* start TASK INPUTS *

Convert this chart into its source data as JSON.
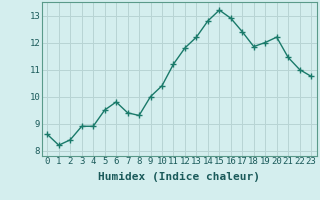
{
  "x": [
    0,
    1,
    2,
    3,
    4,
    5,
    6,
    7,
    8,
    9,
    10,
    11,
    12,
    13,
    14,
    15,
    16,
    17,
    18,
    19,
    20,
    21,
    22,
    23
  ],
  "y": [
    8.6,
    8.2,
    8.4,
    8.9,
    8.9,
    9.5,
    9.8,
    9.4,
    9.3,
    10.0,
    10.4,
    11.2,
    11.8,
    12.2,
    12.8,
    13.2,
    12.9,
    12.4,
    11.85,
    12.0,
    12.2,
    11.45,
    11.0,
    10.75
  ],
  "line_color": "#1a7a6a",
  "marker": "+",
  "marker_size": 4,
  "marker_lw": 1.0,
  "bg_color": "#d4eeee",
  "grid_color": "#b8d4d4",
  "xlabel": "Humidex (Indice chaleur)",
  "ylim": [
    7.8,
    13.5
  ],
  "xlim": [
    -0.5,
    23.5
  ],
  "yticks": [
    8,
    9,
    10,
    11,
    12,
    13
  ],
  "xticks": [
    0,
    1,
    2,
    3,
    4,
    5,
    6,
    7,
    8,
    9,
    10,
    11,
    12,
    13,
    14,
    15,
    16,
    17,
    18,
    19,
    20,
    21,
    22,
    23
  ],
  "tick_label_fontsize": 6.5,
  "xlabel_fontsize": 8,
  "line_width": 1.0,
  "spine_color": "#5a9a8a"
}
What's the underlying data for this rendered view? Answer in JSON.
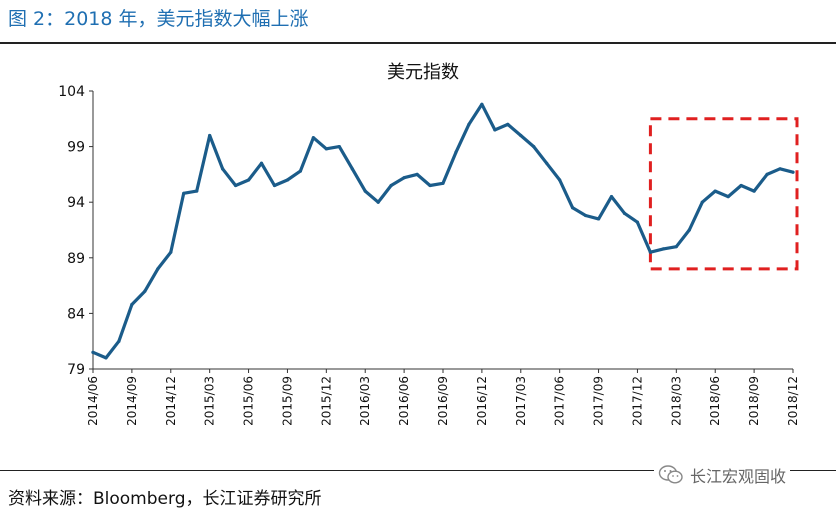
{
  "header": {
    "figure_title": "图 2：2018 年，美元指数大幅上涨"
  },
  "footer": {
    "source": "资料来源：Bloomberg，长江证券研究所",
    "watermark": "长江宏观固收"
  },
  "chart_data": {
    "type": "line",
    "title": "美元指数",
    "xlabel": "",
    "ylabel": "",
    "ylim": [
      79,
      104
    ],
    "yticks": [
      79,
      84,
      89,
      94,
      99,
      104
    ],
    "x_tick_labels": [
      "2014/06",
      "2014/09",
      "2014/12",
      "2015/03",
      "2015/06",
      "2015/09",
      "2015/12",
      "2016/03",
      "2016/06",
      "2016/09",
      "2016/12",
      "2017/03",
      "2017/06",
      "2017/09",
      "2017/12",
      "2018/03",
      "2018/06",
      "2018/09",
      "2018/12"
    ],
    "grid": false,
    "legend": "none",
    "series_color": "#1b5c8a",
    "highlight": {
      "from": "2018/01",
      "to": "2018/12",
      "ymin": 88,
      "ymax": 101.5,
      "color": "#e02020",
      "style": "dashed"
    },
    "series": [
      {
        "x": [
          "2014/06",
          "2014/07",
          "2014/08",
          "2014/09",
          "2014/10",
          "2014/11",
          "2014/12",
          "2015/01",
          "2015/02",
          "2015/03",
          "2015/04",
          "2015/05",
          "2015/06",
          "2015/07",
          "2015/08",
          "2015/09",
          "2015/10",
          "2015/11",
          "2015/12",
          "2016/01",
          "2016/02",
          "2016/03",
          "2016/04",
          "2016/05",
          "2016/06",
          "2016/07",
          "2016/08",
          "2016/09",
          "2016/10",
          "2016/11",
          "2016/12",
          "2017/01",
          "2017/02",
          "2017/03",
          "2017/04",
          "2017/05",
          "2017/06",
          "2017/07",
          "2017/08",
          "2017/09",
          "2017/10",
          "2017/11",
          "2017/12",
          "2018/01",
          "2018/02",
          "2018/03",
          "2018/04",
          "2018/05",
          "2018/06",
          "2018/07",
          "2018/08",
          "2018/09",
          "2018/10",
          "2018/11",
          "2018/12"
        ],
        "values": [
          80.5,
          80.0,
          81.5,
          84.8,
          86.0,
          88.0,
          89.5,
          94.8,
          95.0,
          100.0,
          97.0,
          95.5,
          96.0,
          97.5,
          95.5,
          96.0,
          96.8,
          99.8,
          98.8,
          99.0,
          97.0,
          95.0,
          94.0,
          95.5,
          96.2,
          96.5,
          95.5,
          95.7,
          98.5,
          101.0,
          102.8,
          100.5,
          101.0,
          100.0,
          99.0,
          97.5,
          96.0,
          93.5,
          92.8,
          92.5,
          94.5,
          93.0,
          92.2,
          89.5,
          89.8,
          90.0,
          91.5,
          94.0,
          95.0,
          94.5,
          95.5,
          95.0,
          96.5,
          97.0,
          96.7
        ]
      }
    ]
  }
}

* end TASK INPUTS *

WHAT YOU HAVE TO DO: Copy out the whole listing exactly, and don't carry over any pictures.

TASK RESULT:
Convert this chart into its source data as JSON.
{
  "x": [
    0,
    1,
    2,
    3,
    4,
    5,
    6,
    7,
    8,
    9,
    10,
    11,
    12,
    13,
    14,
    15,
    16,
    17,
    18,
    19,
    20,
    21,
    22,
    23
  ],
  "y": [
    8.6,
    8.2,
    8.4,
    8.9,
    8.9,
    9.5,
    9.8,
    9.4,
    9.3,
    10.0,
    10.4,
    11.2,
    11.8,
    12.2,
    12.8,
    13.2,
    12.9,
    12.4,
    11.85,
    12.0,
    12.2,
    11.45,
    11.0,
    10.75
  ],
  "line_color": "#1a7a6a",
  "marker": "+",
  "marker_size": 4,
  "marker_lw": 1.0,
  "bg_color": "#d4eeee",
  "grid_color": "#b8d4d4",
  "xlabel": "Humidex (Indice chaleur)",
  "ylim": [
    7.8,
    13.5
  ],
  "xlim": [
    -0.5,
    23.5
  ],
  "yticks": [
    8,
    9,
    10,
    11,
    12,
    13
  ],
  "xticks": [
    0,
    1,
    2,
    3,
    4,
    5,
    6,
    7,
    8,
    9,
    10,
    11,
    12,
    13,
    14,
    15,
    16,
    17,
    18,
    19,
    20,
    21,
    22,
    23
  ],
  "tick_label_fontsize": 6.5,
  "xlabel_fontsize": 8,
  "line_width": 1.0,
  "spine_color": "#5a9a8a"
}
What's the underlying data for this rendered view? Answer in JSON.
{
  "header": {
    "figure_title": "图 2：2018 年，美元指数大幅上涨"
  },
  "footer": {
    "source": "资料来源：Bloomberg，长江证券研究所",
    "watermark": "长江宏观固收"
  },
  "chart_data": {
    "type": "line",
    "title": "美元指数",
    "xlabel": "",
    "ylabel": "",
    "ylim": [
      79,
      104
    ],
    "yticks": [
      79,
      84,
      89,
      94,
      99,
      104
    ],
    "x_tick_labels": [
      "2014/06",
      "2014/09",
      "2014/12",
      "2015/03",
      "2015/06",
      "2015/09",
      "2015/12",
      "2016/03",
      "2016/06",
      "2016/09",
      "2016/12",
      "2017/03",
      "2017/06",
      "2017/09",
      "2017/12",
      "2018/03",
      "2018/06",
      "2018/09",
      "2018/12"
    ],
    "grid": false,
    "legend": "none",
    "series_color": "#1b5c8a",
    "highlight": {
      "from": "2018/01",
      "to": "2018/12",
      "ymin": 88,
      "ymax": 101.5,
      "color": "#e02020",
      "style": "dashed"
    },
    "series": [
      {
        "x": [
          "2014/06",
          "2014/07",
          "2014/08",
          "2014/09",
          "2014/10",
          "2014/11",
          "2014/12",
          "2015/01",
          "2015/02",
          "2015/03",
          "2015/04",
          "2015/05",
          "2015/06",
          "2015/07",
          "2015/08",
          "2015/09",
          "2015/10",
          "2015/11",
          "2015/12",
          "2016/01",
          "2016/02",
          "2016/03",
          "2016/04",
          "2016/05",
          "2016/06",
          "2016/07",
          "2016/08",
          "2016/09",
          "2016/10",
          "2016/11",
          "2016/12",
          "2017/01",
          "2017/02",
          "2017/03",
          "2017/04",
          "2017/05",
          "2017/06",
          "2017/07",
          "2017/08",
          "2017/09",
          "2017/10",
          "2017/11",
          "2017/12",
          "2018/01",
          "2018/02",
          "2018/03",
          "2018/04",
          "2018/05",
          "2018/06",
          "2018/07",
          "2018/08",
          "2018/09",
          "2018/10",
          "2018/11",
          "2018/12"
        ],
        "values": [
          80.5,
          80.0,
          81.5,
          84.8,
          86.0,
          88.0,
          89.5,
          94.8,
          95.0,
          100.0,
          97.0,
          95.5,
          96.0,
          97.5,
          95.5,
          96.0,
          96.8,
          99.8,
          98.8,
          99.0,
          97.0,
          95.0,
          94.0,
          95.5,
          96.2,
          96.5,
          95.5,
          95.7,
          98.5,
          101.0,
          102.8,
          100.5,
          101.0,
          100.0,
          99.0,
          97.5,
          96.0,
          93.5,
          92.8,
          92.5,
          94.5,
          93.0,
          92.2,
          89.5,
          89.8,
          90.0,
          91.5,
          94.0,
          95.0,
          94.5,
          95.5,
          95.0,
          96.5,
          97.0,
          96.7
        ]
      }
    ]
  }
}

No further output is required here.